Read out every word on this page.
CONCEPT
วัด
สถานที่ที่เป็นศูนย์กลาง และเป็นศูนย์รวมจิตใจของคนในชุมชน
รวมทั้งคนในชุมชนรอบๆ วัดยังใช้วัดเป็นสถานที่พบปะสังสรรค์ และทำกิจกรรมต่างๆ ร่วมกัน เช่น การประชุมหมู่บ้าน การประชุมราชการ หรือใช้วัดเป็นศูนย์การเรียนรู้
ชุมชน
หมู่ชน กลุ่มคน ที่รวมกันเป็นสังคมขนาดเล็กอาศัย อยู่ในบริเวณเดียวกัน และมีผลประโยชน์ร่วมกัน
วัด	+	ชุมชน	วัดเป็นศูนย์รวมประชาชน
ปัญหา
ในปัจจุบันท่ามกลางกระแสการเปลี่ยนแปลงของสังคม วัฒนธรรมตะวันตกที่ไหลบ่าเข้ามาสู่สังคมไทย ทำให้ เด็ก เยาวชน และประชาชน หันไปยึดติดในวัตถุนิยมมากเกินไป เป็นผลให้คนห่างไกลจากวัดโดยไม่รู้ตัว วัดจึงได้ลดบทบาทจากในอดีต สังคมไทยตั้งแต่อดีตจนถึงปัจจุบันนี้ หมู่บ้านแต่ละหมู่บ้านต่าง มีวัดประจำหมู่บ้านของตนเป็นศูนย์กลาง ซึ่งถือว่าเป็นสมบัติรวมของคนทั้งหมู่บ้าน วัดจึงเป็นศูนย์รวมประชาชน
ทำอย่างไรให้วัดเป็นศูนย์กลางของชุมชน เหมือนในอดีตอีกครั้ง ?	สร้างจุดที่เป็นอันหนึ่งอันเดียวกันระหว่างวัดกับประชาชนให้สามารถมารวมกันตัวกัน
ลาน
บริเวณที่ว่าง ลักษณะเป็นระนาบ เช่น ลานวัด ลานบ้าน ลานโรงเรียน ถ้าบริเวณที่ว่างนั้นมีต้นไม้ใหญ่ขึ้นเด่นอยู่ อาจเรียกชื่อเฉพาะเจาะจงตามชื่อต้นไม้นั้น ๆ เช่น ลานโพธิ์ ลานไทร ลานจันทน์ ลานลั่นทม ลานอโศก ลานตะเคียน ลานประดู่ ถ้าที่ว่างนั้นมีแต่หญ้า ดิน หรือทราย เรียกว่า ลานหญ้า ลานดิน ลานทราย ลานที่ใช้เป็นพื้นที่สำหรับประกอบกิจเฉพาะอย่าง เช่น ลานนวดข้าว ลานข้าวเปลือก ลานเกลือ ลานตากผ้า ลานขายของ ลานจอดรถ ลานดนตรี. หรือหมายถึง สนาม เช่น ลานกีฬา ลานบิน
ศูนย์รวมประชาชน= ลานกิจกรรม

⁂

● **WHAT NEEDS TO BE DONE**
Take the entries above and transcribe them exactly.

● **RESPONSE**
Read out every word on this page.
CONCEPT
วัด
สถานที่ที่เป็นศูนย์กลาง และเป็นศูนย์รวมจิตใจของคนในชุมชน
รวมทั้งคนในชุมชนรอบๆ วัดยังใช้วัดเป็นสถานที่พบปะสังสรรค์ และทำกิจกรรมต่างๆ ร่วมกัน เช่น การประชุมหมู่บ้าน การประชุมราชการ หรือใช้วัดเป็นศูนย์การเรียนรู้
ชุมชน
หมู่ชน กลุ่มคน ที่รวมกันเป็นสังคมขนาดเล็กอาศัย อยู่ในบริเวณเดียวกัน และมีผลประโยชน์ร่วมกัน
วัด	+	ชุมชน	วัดเป็นศูนย์รวมประชาชน
ปัญหา
ในปัจจุบันท่ามกลางกระแสการเปลี่ยนแปลงของสังคม วัฒนธรรมตะวันตกที่ไหลบ่าเข้ามาสู่สังคมไทย ทำให้ เด็ก เยาวชน และประชาชน หันไปยึดติดในวัตถุนิยมมากเกินไป เป็นผลให้คนห่างไกลจากวัดโดยไม่รู้ตัว วัดจึงได้ลดบทบาทจากในอดีต สังคมไทยตั้งแต่อดีตจนถึงปัจจุบันนี้ หมู่บ้านแต่ละหมู่บ้านต่าง มีวัดประจำหมู่บ้านของตนเป็นศูนย์กลาง ซึ่งถือว่าเป็นสมบัติรวมของคนทั้งหมู่บ้าน วัดจึงเป็นศูนย์รวมประชาชน
ทำอย่างไรให้วัดเป็นศูนย์กลางของชุมชน เหมือนในอดีตอีกครั้ง ?	สร้างจุดที่เป็นอันหนึ่งอันเดียวกันระหว่างวัดกับประชาชนให้สามารถมารวมกันตัวกัน
ลาน
บริเวณที่ว่าง ลักษณะเป็นระนาบ เช่น ลานวัด ลานบ้าน ลานโรงเรียน ถ้าบริเวณที่ว่างนั้นมีต้นไม้ใหญ่ขึ้นเด่นอยู่ อาจเรียกชื่อเฉพาะเจาะจงตามชื่อต้นไม้นั้น ๆ เช่น ลานโพธิ์ ลานไทร ลานจันทน์ ลานลั่นทม ลานอโศก ลานตะเคียน ลานประดู่ ถ้าที่ว่างนั้นมีแต่หญ้า ดิน หรือทราย เรียกว่า ลานหญ้า ลานดิน ลานทราย ลานที่ใช้เป็นพื้นที่สำหรับประกอบกิจเฉพาะอย่าง เช่น ลานนวดข้าว ลานข้าวเปลือก ลานเกลือ ลานตากผ้า ลานขายของ ลานจอดรถ ลานดนตรี. หรือหมายถึง สนาม เช่น ลานกีฬา ลานบิน
ศูนย์รวมประชาชน= ลานกิจกรรม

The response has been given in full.